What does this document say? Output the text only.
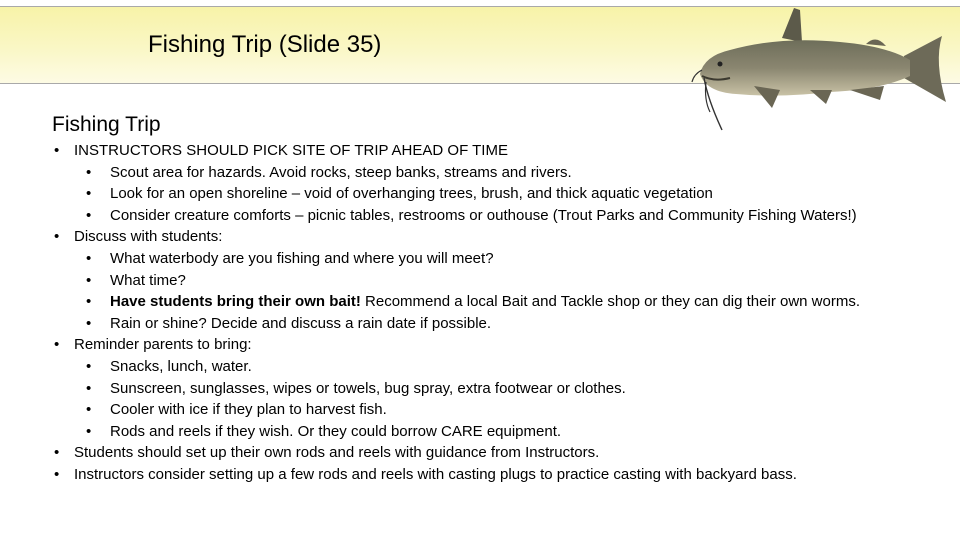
Fishing Trip (Slide 35)
Fishing Trip
• INSTRUCTORS SHOULD PICK SITE OF TRIP AHEAD OF TIME
• Scout area for hazards. Avoid rocks, steep banks, streams and rivers.
• Look for an open shoreline – void of overhanging trees, brush, and thick aquatic vegetation
• Consider creature comforts – picnic tables, restrooms or outhouse (Trout Parks and Community Fishing Waters!)
• Discuss with students:
• What waterbody are you fishing and where you will meet?
• What time?
• Have students bring their own bait! Recommend a local Bait and Tackle shop or they can dig their own worms.
• Rain or shine? Decide and discuss a rain date if possible.
• Reminder parents to bring:
• Snacks, lunch, water.
• Sunscreen, sunglasses, wipes or towels, bug spray, extra footwear or clothes.
• Cooler with ice if they plan to harvest fish.
• Rods and reels if they wish. Or they could borrow CARE equipment.
• Students should set up their own rods and reels with guidance from Instructors.
• Instructors consider setting up a few rods and reels with casting plugs to practice casting with backyard bass.
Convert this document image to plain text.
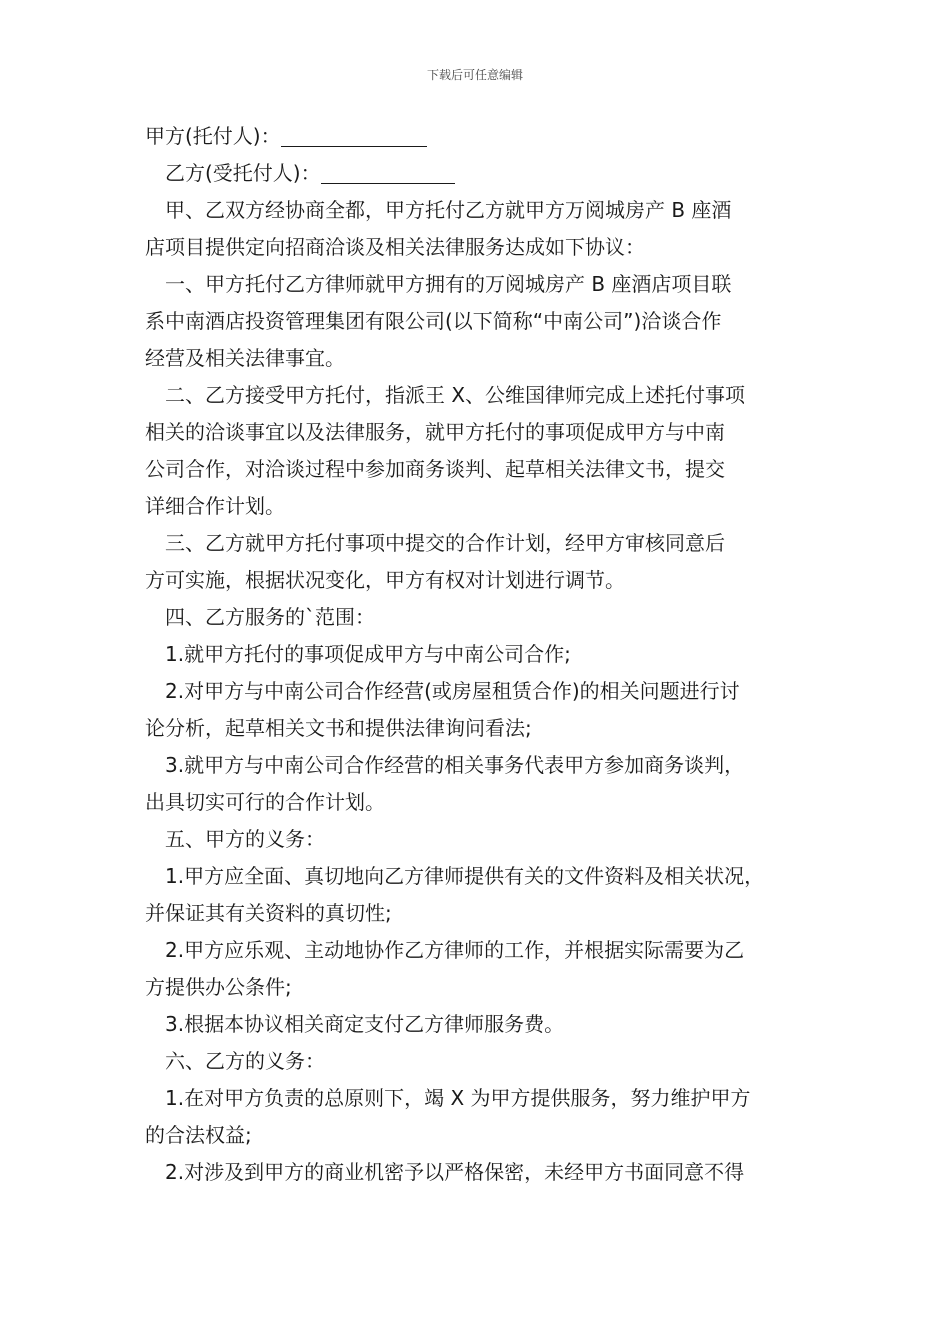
下载后可任意编辑
甲方(托付人)：
乙方(受托付人)：
甲、乙双方经协商全都，甲方托付乙方就甲方万阅城房产 B 座酒
店项目提供定向招商洽谈及相关法律服务达成如下协议：
一、甲方托付乙方律师就甲方拥有的万阅城房产 B 座酒店项目联
系中南酒店投资管理集团有限公司(以下简称“中南公司”)洽谈合作
经营及相关法律事宜。
二、乙方接受甲方托付，指派王 X、公维国律师完成上述托付事项
相关的洽谈事宜以及法律服务，就甲方托付的事项促成甲方与中南
公司合作，对洽谈过程中参加商务谈判、起草相关法律文书，提交
详细合作计划。
三、乙方就甲方托付事项中提交的合作计划，经甲方审核同意后
方可实施，根据状况变化，甲方有权对计划进行调节。
四、乙方服务的`范围：
1.就甲方托付的事项促成甲方与中南公司合作;
2.对甲方与中南公司合作经营(或房屋租赁合作)的相关问题进行讨
论分析，起草相关文书和提供法律询问看法;
3.就甲方与中南公司合作经营的相关事务代表甲方参加商务谈判，
出具切实可行的合作计划。
五、甲方的义务：
1.甲方应全面、真切地向乙方律师提供有关的文件资料及相关状况，
并保证其有关资料的真切性;
2.甲方应乐观、主动地协作乙方律师的工作，并根据实际需要为乙
方提供办公条件;
3.根据本协议相关商定支付乙方律师服务费。
六、乙方的义务：
1.在对甲方负责的总原则下，竭 X 为甲方提供服务，努力维护甲方
的合法权益;
2.对涉及到甲方的商业机密予以严格保密，未经甲方书面同意不得
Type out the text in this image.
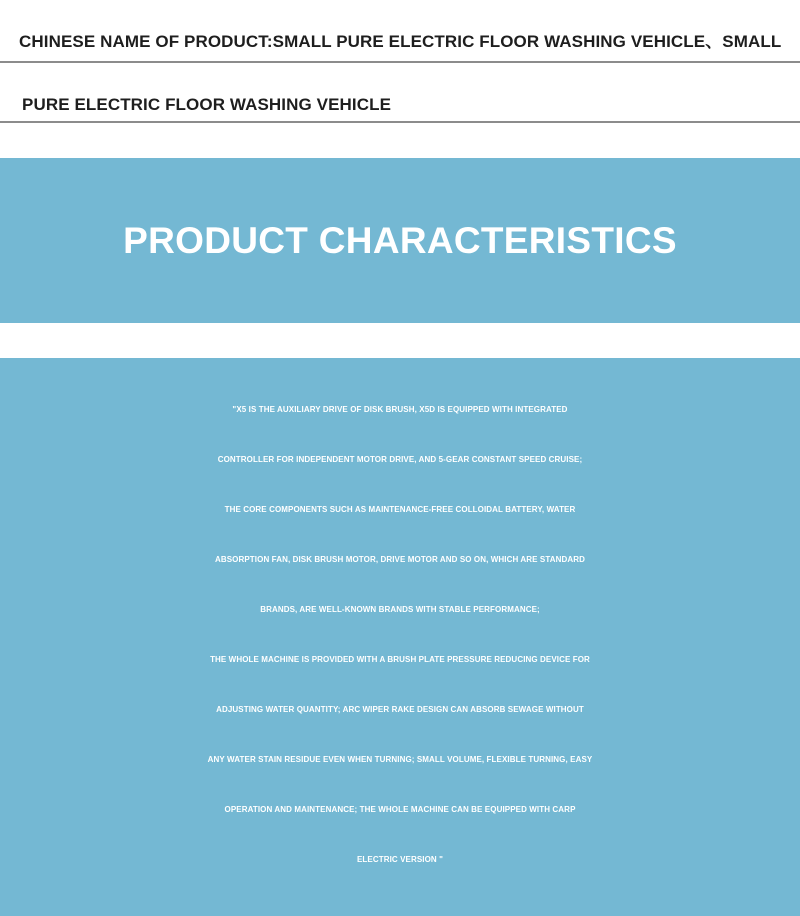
CHINESE NAME OF PRODUCT:SMALL PURE ELECTRIC FLOOR WASHING VEHICLE、SMALL
PURE ELECTRIC FLOOR WASHING VEHICLE
PRODUCT CHARACTERISTICS
"X5 IS THE AUXILIARY DRIVE OF DISK BRUSH, X5D IS EQUIPPED WITH INTEGRATED
CONTROLLER FOR INDEPENDENT MOTOR DRIVE, AND 5-GEAR CONSTANT SPEED CRUISE;
THE CORE COMPONENTS SUCH AS MAINTENANCE-FREE COLLOIDAL BATTERY, WATER
ABSORPTION FAN, DISK BRUSH MOTOR, DRIVE MOTOR AND SO ON, WHICH ARE STANDARD
BRANDS, ARE WELL-KNOWN BRANDS WITH STABLE PERFORMANCE;
THE WHOLE MACHINE IS PROVIDED WITH A BRUSH PLATE PRESSURE REDUCING DEVICE FOR
ADJUSTING WATER QUANTITY; ARC WIPER RAKE DESIGN CAN ABSORB SEWAGE WITHOUT
ANY WATER STAIN RESIDUE EVEN WHEN TURNING; SMALL VOLUME, FLEXIBLE TURNING, EASY
OPERATION AND MAINTENANCE; THE WHOLE MACHINE CAN BE EQUIPPED WITH CARP
ELECTRIC VERSION "
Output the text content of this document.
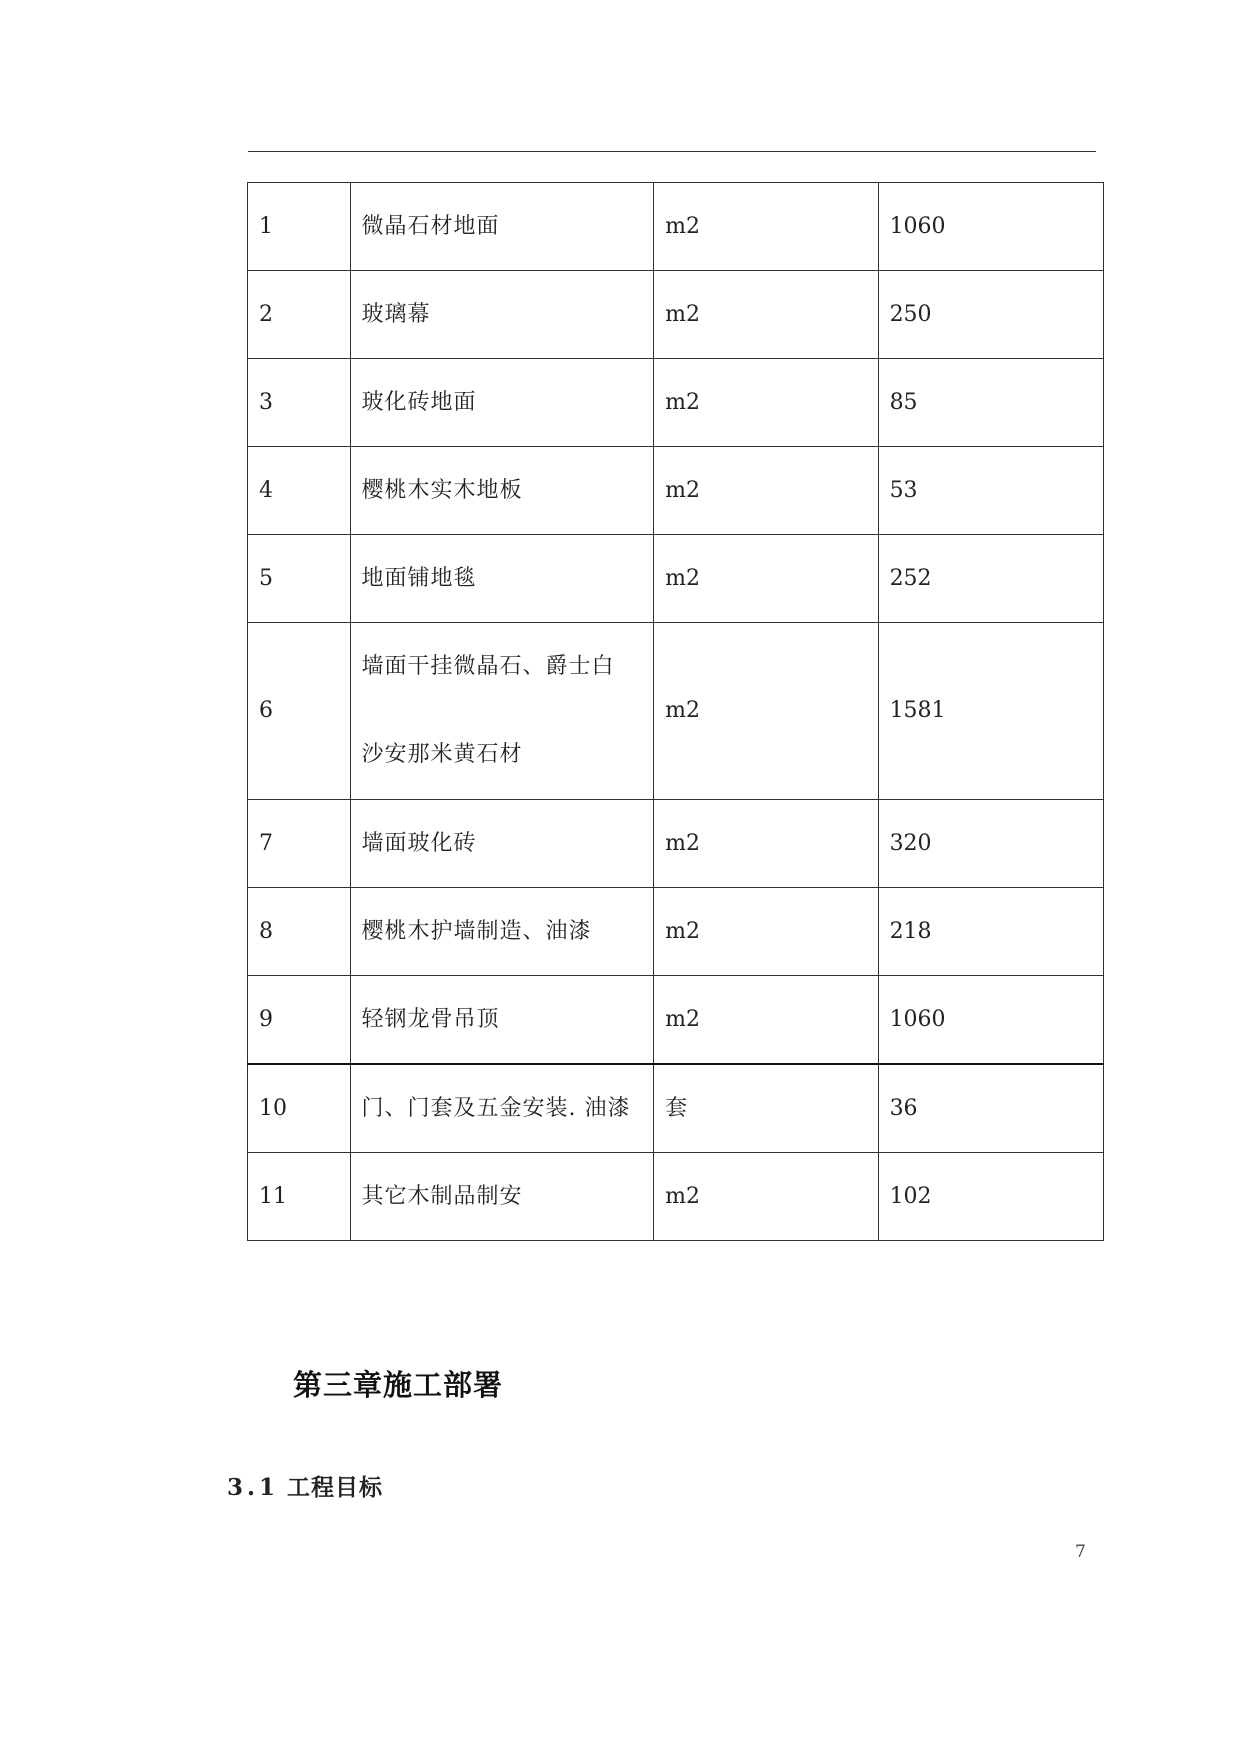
1	微晶石材地面	m2	1060
2	玻璃幕	m2	250
3	玻化砖地面	m2	85
4	樱桃木实木地板	m2	53
5	地面铺地毯	m2	252
6	墙面干挂微晶石、爵士白
沙安那米黄石材	m2	1581
7	墙面玻化砖	m2	320
8	樱桃木护墙制造、油漆	m2	218
9	轻钢龙骨吊顶	m2	1060
10	门、门套及五金安装. 油漆	套	36
11	其它木制品制安	m2	102
第三章施工部署
3.1 工程目标
7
■ ■ ■ ■
• The task:
All of the entries above should be copied exactly, except for the pictures.

• Answer below:
What does this document say? Output the text only.
Fishing Trip (Slide 35)
Fishing Trip
• INSTRUCTORS SHOULD PICK SITE OF TRIP AHEAD OF TIME
• Scout area for hazards. Avoid rocks, steep banks, streams and rivers.
• Look for an open shoreline – void of overhanging trees, brush, and thick aquatic vegetation
• Consider creature comforts – picnic tables, restrooms or outhouse (Trout Parks and Community Fishing Waters!)
• Discuss with students:
• What waterbody are you fishing and where you will meet?
• What time?
• Have students bring their own bait! Recommend a local Bait and Tackle shop or they can dig their own worms.
• Rain or shine? Decide and discuss a rain date if possible.
• Reminder parents to bring:
• Snacks, lunch, water.
• Sunscreen, sunglasses, wipes or towels, bug spray, extra footwear or clothes.
• Cooler with ice if they plan to harvest fish.
• Rods and reels if they wish. Or they could borrow CARE equipment.
• Students should set up their own rods and reels with guidance from Instructors.
• Instructors consider setting up a few rods and reels with casting plugs to practice casting with backyard bass.
Convert this document image to plain text.
下载后可任意编辑
甲方(托付人)：
乙方(受托付人)：
甲、乙双方经协商全都，甲方托付乙方就甲方万阅城房产 B 座酒
店项目提供定向招商洽谈及相关法律服务达成如下协议：
一、甲方托付乙方律师就甲方拥有的万阅城房产 B 座酒店项目联
系中南酒店投资管理集团有限公司(以下简称“中南公司”)洽谈合作
经营及相关法律事宜。
二、乙方接受甲方托付，指派王 X、公维国律师完成上述托付事项
相关的洽谈事宜以及法律服务，就甲方托付的事项促成甲方与中南
公司合作，对洽谈过程中参加商务谈判、起草相关法律文书，提交
详细合作计划。
三、乙方就甲方托付事项中提交的合作计划，经甲方审核同意后
方可实施，根据状况变化，甲方有权对计划进行调节。
四、乙方服务的`范围：
1.就甲方托付的事项促成甲方与中南公司合作;
2.对甲方与中南公司合作经营(或房屋租赁合作)的相关问题进行讨
论分析，起草相关文书和提供法律询问看法;
3.就甲方与中南公司合作经营的相关事务代表甲方参加商务谈判，
出具切实可行的合作计划。
五、甲方的义务：
1.甲方应全面、真切地向乙方律师提供有关的文件资料及相关状况，
并保证其有关资料的真切性;
2.甲方应乐观、主动地协作乙方律师的工作，并根据实际需要为乙
方提供办公条件;
3.根据本协议相关商定支付乙方律师服务费。
六、乙方的义务：
1.在对甲方负责的总原则下，竭 X 为甲方提供服务，努力维护甲方
的合法权益;
2.对涉及到甲方的商业机密予以严格保密，未经甲方书面同意不得
Type out the text in this image.
CHINESE NAME OF PRODUCT:SMALL PURE ELECTRIC FLOOR WASHING VEHICLE、SMALL
PURE ELECTRIC FLOOR WASHING VEHICLE
PRODUCT CHARACTERISTICS
"X5 IS THE AUXILIARY DRIVE OF DISK BRUSH, X5D IS EQUIPPED WITH INTEGRATED
CONTROLLER FOR INDEPENDENT MOTOR DRIVE, AND 5-GEAR CONSTANT SPEED CRUISE;
THE CORE COMPONENTS SUCH AS MAINTENANCE-FREE COLLOIDAL BATTERY, WATER
ABSORPTION FAN, DISK BRUSH MOTOR, DRIVE MOTOR AND SO ON, WHICH ARE STANDARD
BRANDS, ARE WELL-KNOWN BRANDS WITH STABLE PERFORMANCE;
THE WHOLE MACHINE IS PROVIDED WITH A BRUSH PLATE PRESSURE REDUCING DEVICE FOR
ADJUSTING WATER QUANTITY; ARC WIPER RAKE DESIGN CAN ABSORB SEWAGE WITHOUT
ANY WATER STAIN RESIDUE EVEN WHEN TURNING; SMALL VOLUME, FLEXIBLE TURNING, EASY
OPERATION AND MAINTENANCE; THE WHOLE MACHINE CAN BE EQUIPPED WITH CARP
ELECTRIC VERSION "
Output the text content of this document.
1	微晶石材地面	m2	1060
2	玻璃幕	m2	250
3	玻化砖地面	m2	85
4	樱桃木实木地板	m2	53
5	地面铺地毯	m2	252
6	墙面干挂微晶石、爵士白
沙安那米黄石材	m2	1581
7	墙面玻化砖	m2	320
8	樱桃木护墙制造、油漆	m2	218
9	轻钢龙骨吊顶	m2	1060
10	门、门套及五金安装. 油漆	套	36
11	其它木制品制安	m2	102
第三章施工部署
3.1 工程目标
7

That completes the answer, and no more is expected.